→ **Source data**
>>>>>

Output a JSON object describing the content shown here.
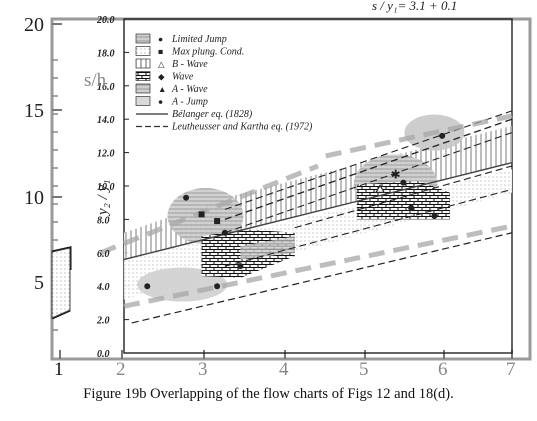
{
  "figure": {
    "caption": "Figure 19b   Overlapping of the flow charts of Figs 12 and 18(d).",
    "top_partial_text": "s / y₁= 3.1 + 0.1"
  },
  "chart_data": {
    "type": "scatter",
    "outer_axes": {
      "ylabel": "s/h",
      "xticks": [
        "1",
        "2",
        "3",
        "4",
        "5",
        "6",
        "7"
      ],
      "yticks": [
        "5",
        "10",
        "15",
        "20"
      ]
    },
    "inner_axes": {
      "ylabel": "y₂ / y₁",
      "yticks": [
        "0.0",
        "2.0",
        "4.0",
        "6.0",
        "8.0",
        "10.0",
        "12.0",
        "14.0",
        "16.0",
        "18.0",
        "20.0"
      ],
      "ylim": [
        0,
        20
      ],
      "xlim": [
        2,
        7
      ]
    },
    "legend": {
      "placement": "top-left",
      "entries": [
        {
          "label": "Limited Jump",
          "symbol": "●"
        },
        {
          "label": "Max plung. Cond.",
          "symbol": "■"
        },
        {
          "label": "B - Wave",
          "symbol": "△"
        },
        {
          "label": "Wave",
          "symbol": "◆"
        },
        {
          "label": "A - Wave",
          "symbol": "▲"
        },
        {
          "label": "A - Jump",
          "symbol": "●"
        },
        {
          "label": "Bélanger eq. (1828)",
          "symbol": "—"
        },
        {
          "label": "Leutheusser and Kartha eq. (1972)",
          "symbol": "- -"
        }
      ]
    },
    "points": [
      {
        "x": 2.3,
        "y": 4.0,
        "m": "circle"
      },
      {
        "x": 2.8,
        "y": 9.3,
        "m": "circle"
      },
      {
        "x": 3.0,
        "y": 8.3,
        "m": "square"
      },
      {
        "x": 3.2,
        "y": 7.9,
        "m": "square"
      },
      {
        "x": 3.3,
        "y": 7.2,
        "m": "circle"
      },
      {
        "x": 3.2,
        "y": 4.0,
        "m": "circle"
      },
      {
        "x": 3.5,
        "y": 5.2,
        "m": "circle"
      },
      {
        "x": 5.3,
        "y": 9.8,
        "m": "triangle"
      },
      {
        "x": 5.5,
        "y": 10.7,
        "m": "star"
      },
      {
        "x": 5.6,
        "y": 10.2,
        "m": "circle"
      },
      {
        "x": 5.7,
        "y": 8.7,
        "m": "circle"
      },
      {
        "x": 6.1,
        "y": 13.0,
        "m": "circle"
      },
      {
        "x": 6.0,
        "y": 8.2,
        "m": "circle"
      }
    ],
    "lines": {
      "belanger": [
        [
          2,
          5.6
        ],
        [
          7,
          11.4
        ]
      ],
      "leutheusser_upper": [
        [
          3.3,
          8.0
        ],
        [
          7,
          14.0
        ]
      ],
      "leutheusser_lower": [
        [
          2.1,
          1.8
        ],
        [
          7,
          7.2
        ]
      ]
    }
  }
}
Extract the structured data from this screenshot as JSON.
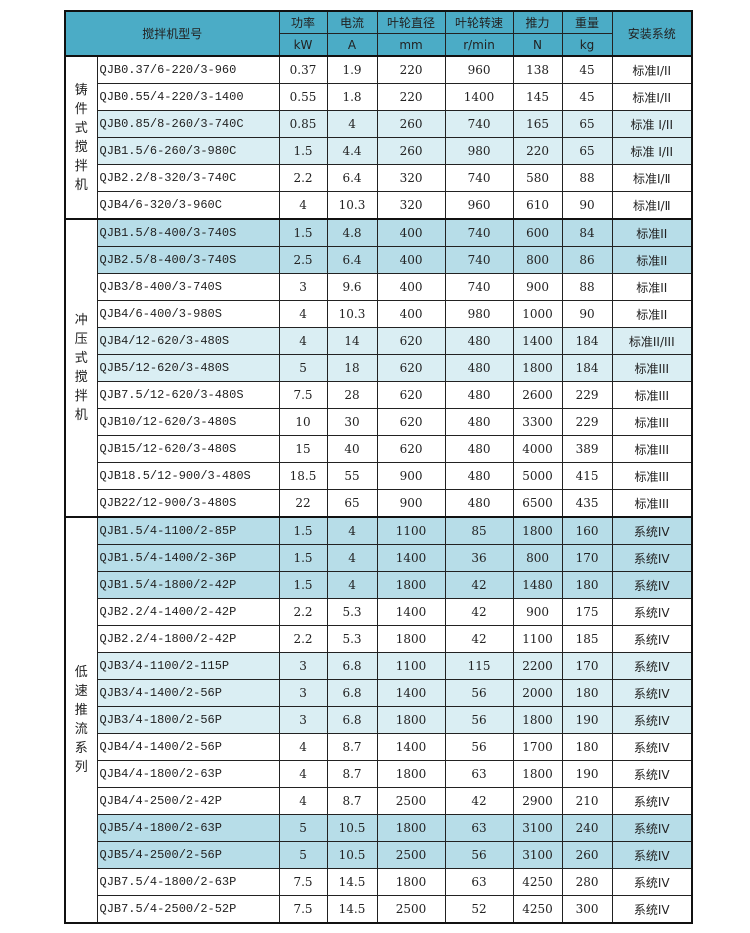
{
  "colors": {
    "header": "#4bacc6",
    "medium": "#b7dde8",
    "light": "#daeef3"
  },
  "header": {
    "model": "搅拌机型号",
    "power": "功率",
    "power_unit": "kW",
    "current": "电流",
    "current_unit": "A",
    "diameter": "叶轮直径",
    "diameter_unit": "mm",
    "speed": "叶轮转速",
    "speed_unit": "r/min",
    "thrust": "推力",
    "thrust_unit": "N",
    "weight": "重量",
    "weight_unit": "kg",
    "system": "安装系统"
  },
  "groups": [
    {
      "label": "铸件式搅拌机",
      "rows": [
        {
          "shade": "none",
          "cells": [
            "QJB0.37/6-220/3-960",
            "0.37",
            "1.9",
            "220",
            "960",
            "138",
            "45",
            "标准Ⅰ/II"
          ]
        },
        {
          "shade": "none",
          "cells": [
            "QJB0.55/4-220/3-1400",
            "0.55",
            "1.8",
            "220",
            "1400",
            "145",
            "45",
            "标准Ⅰ/II"
          ]
        },
        {
          "shade": "light",
          "cells": [
            "QJB0.85/8-260/3-740C",
            "0.85",
            "4",
            "260",
            "740",
            "165",
            "65",
            "标准 I/II"
          ]
        },
        {
          "shade": "light",
          "cells": [
            "QJB1.5/6-260/3-980C",
            "1.5",
            "4.4",
            "260",
            "980",
            "220",
            "65",
            "标准 I/II"
          ]
        },
        {
          "shade": "none",
          "cells": [
            "QJB2.2/8-320/3-740C",
            "2.2",
            "6.4",
            "320",
            "740",
            "580",
            "88",
            "标准I/Ⅱ"
          ]
        },
        {
          "shade": "none",
          "cells": [
            "QJB4/6-320/3-960C",
            "4",
            "10.3",
            "320",
            "960",
            "610",
            "90",
            "标准I/Ⅱ"
          ]
        }
      ]
    },
    {
      "label": "冲压式搅拌机",
      "rows": [
        {
          "shade": "med",
          "cells": [
            "QJB1.5/8-400/3-740S",
            "1.5",
            "4.8",
            "400",
            "740",
            "600",
            "84",
            "标准II"
          ]
        },
        {
          "shade": "med",
          "cells": [
            "QJB2.5/8-400/3-740S",
            "2.5",
            "6.4",
            "400",
            "740",
            "800",
            "86",
            "标准II"
          ]
        },
        {
          "shade": "none",
          "cells": [
            "QJB3/8-400/3-740S",
            "3",
            "9.6",
            "400",
            "740",
            "900",
            "88",
            "标准II"
          ]
        },
        {
          "shade": "none",
          "cells": [
            "QJB4/6-400/3-980S",
            "4",
            "10.3",
            "400",
            "980",
            "1000",
            "90",
            "标准II"
          ]
        },
        {
          "shade": "light",
          "cells": [
            "QJB4/12-620/3-480S",
            "4",
            "14",
            "620",
            "480",
            "1400",
            "184",
            "标准II/III"
          ]
        },
        {
          "shade": "light",
          "cells": [
            "QJB5/12-620/3-480S",
            "5",
            "18",
            "620",
            "480",
            "1800",
            "184",
            "标准III"
          ]
        },
        {
          "shade": "none",
          "cells": [
            "QJB7.5/12-620/3-480S",
            "7.5",
            "28",
            "620",
            "480",
            "2600",
            "229",
            "标准III"
          ]
        },
        {
          "shade": "none",
          "cells": [
            "QJB10/12-620/3-480S",
            "10",
            "30",
            "620",
            "480",
            "3300",
            "229",
            "标准III"
          ]
        },
        {
          "shade": "none",
          "cells": [
            "QJB15/12-620/3-480S",
            "15",
            "40",
            "620",
            "480",
            "4000",
            "389",
            "标准III"
          ]
        },
        {
          "shade": "none",
          "cells": [
            "QJB18.5/12-900/3-480S",
            "18.5",
            "55",
            "900",
            "480",
            "5000",
            "415",
            "标准III"
          ]
        },
        {
          "shade": "none",
          "cells": [
            "QJB22/12-900/3-480S",
            "22",
            "65",
            "900",
            "480",
            "6500",
            "435",
            "标准III"
          ]
        }
      ]
    },
    {
      "label": "低速推流系列",
      "rows": [
        {
          "shade": "med",
          "cells": [
            "QJB1.5/4-1100/2-85P",
            "1.5",
            "4",
            "1100",
            "85",
            "1800",
            "160",
            "系统IV"
          ]
        },
        {
          "shade": "med",
          "cells": [
            "QJB1.5/4-1400/2-36P",
            "1.5",
            "4",
            "1400",
            "36",
            "800",
            "170",
            "系统IV"
          ]
        },
        {
          "shade": "med",
          "cells": [
            "QJB1.5/4-1800/2-42P",
            "1.5",
            "4",
            "1800",
            "42",
            "1480",
            "180",
            "系统IV"
          ]
        },
        {
          "shade": "none",
          "cells": [
            "QJB2.2/4-1400/2-42P",
            "2.2",
            "5.3",
            "1400",
            "42",
            "900",
            "175",
            "系统IV"
          ]
        },
        {
          "shade": "none",
          "cells": [
            "QJB2.2/4-1800/2-42P",
            "2.2",
            "5.3",
            "1800",
            "42",
            "1100",
            "185",
            "系统IV"
          ]
        },
        {
          "shade": "light",
          "cells": [
            "QJB3/4-1100/2-115P",
            "3",
            "6.8",
            "1100",
            "115",
            "2200",
            "170",
            "系统IV"
          ]
        },
        {
          "shade": "light",
          "cells": [
            "QJB3/4-1400/2-56P",
            "3",
            "6.8",
            "1400",
            "56",
            "2000",
            "180",
            "系统IV"
          ]
        },
        {
          "shade": "light",
          "cells": [
            "QJB3/4-1800/2-56P",
            "3",
            "6.8",
            "1800",
            "56",
            "1800",
            "190",
            "系统IV"
          ]
        },
        {
          "shade": "none",
          "cells": [
            "QJB4/4-1400/2-56P",
            "4",
            "8.7",
            "1400",
            "56",
            "1700",
            "180",
            "系统IV"
          ]
        },
        {
          "shade": "none",
          "cells": [
            "QJB4/4-1800/2-63P",
            "4",
            "8.7",
            "1800",
            "63",
            "1800",
            "190",
            "系统IV"
          ]
        },
        {
          "shade": "none",
          "cells": [
            "QJB4/4-2500/2-42P",
            "4",
            "8.7",
            "2500",
            "42",
            "2900",
            "210",
            "系统IV"
          ]
        },
        {
          "shade": "med",
          "cells": [
            "QJB5/4-1800/2-63P",
            "5",
            "10.5",
            "1800",
            "63",
            "3100",
            "240",
            "系统IV"
          ]
        },
        {
          "shade": "med",
          "cells": [
            "QJB5/4-2500/2-56P",
            "5",
            "10.5",
            "2500",
            "56",
            "3100",
            "260",
            "系统IV"
          ]
        },
        {
          "shade": "none",
          "cells": [
            "QJB7.5/4-1800/2-63P",
            "7.5",
            "14.5",
            "1800",
            "63",
            "4250",
            "280",
            "系统IV"
          ]
        },
        {
          "shade": "none",
          "cells": [
            "QJB7.5/4-2500/2-52P",
            "7.5",
            "14.5",
            "2500",
            "52",
            "4250",
            "300",
            "系统IV"
          ]
        }
      ]
    }
  ]
}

<<<<<

→ **Aim of the exercise**
Search the entries for the word "symbol" and pick out every line that holds it.

→ **Solved problem**
          "symbol": "●"
          "symbol": "■"
          "symbol": "△"
          "symbol": "◆"
          "symbol": "▲"
          "symbol": "●"
          "symbol": "—"
          "symbol": "- -"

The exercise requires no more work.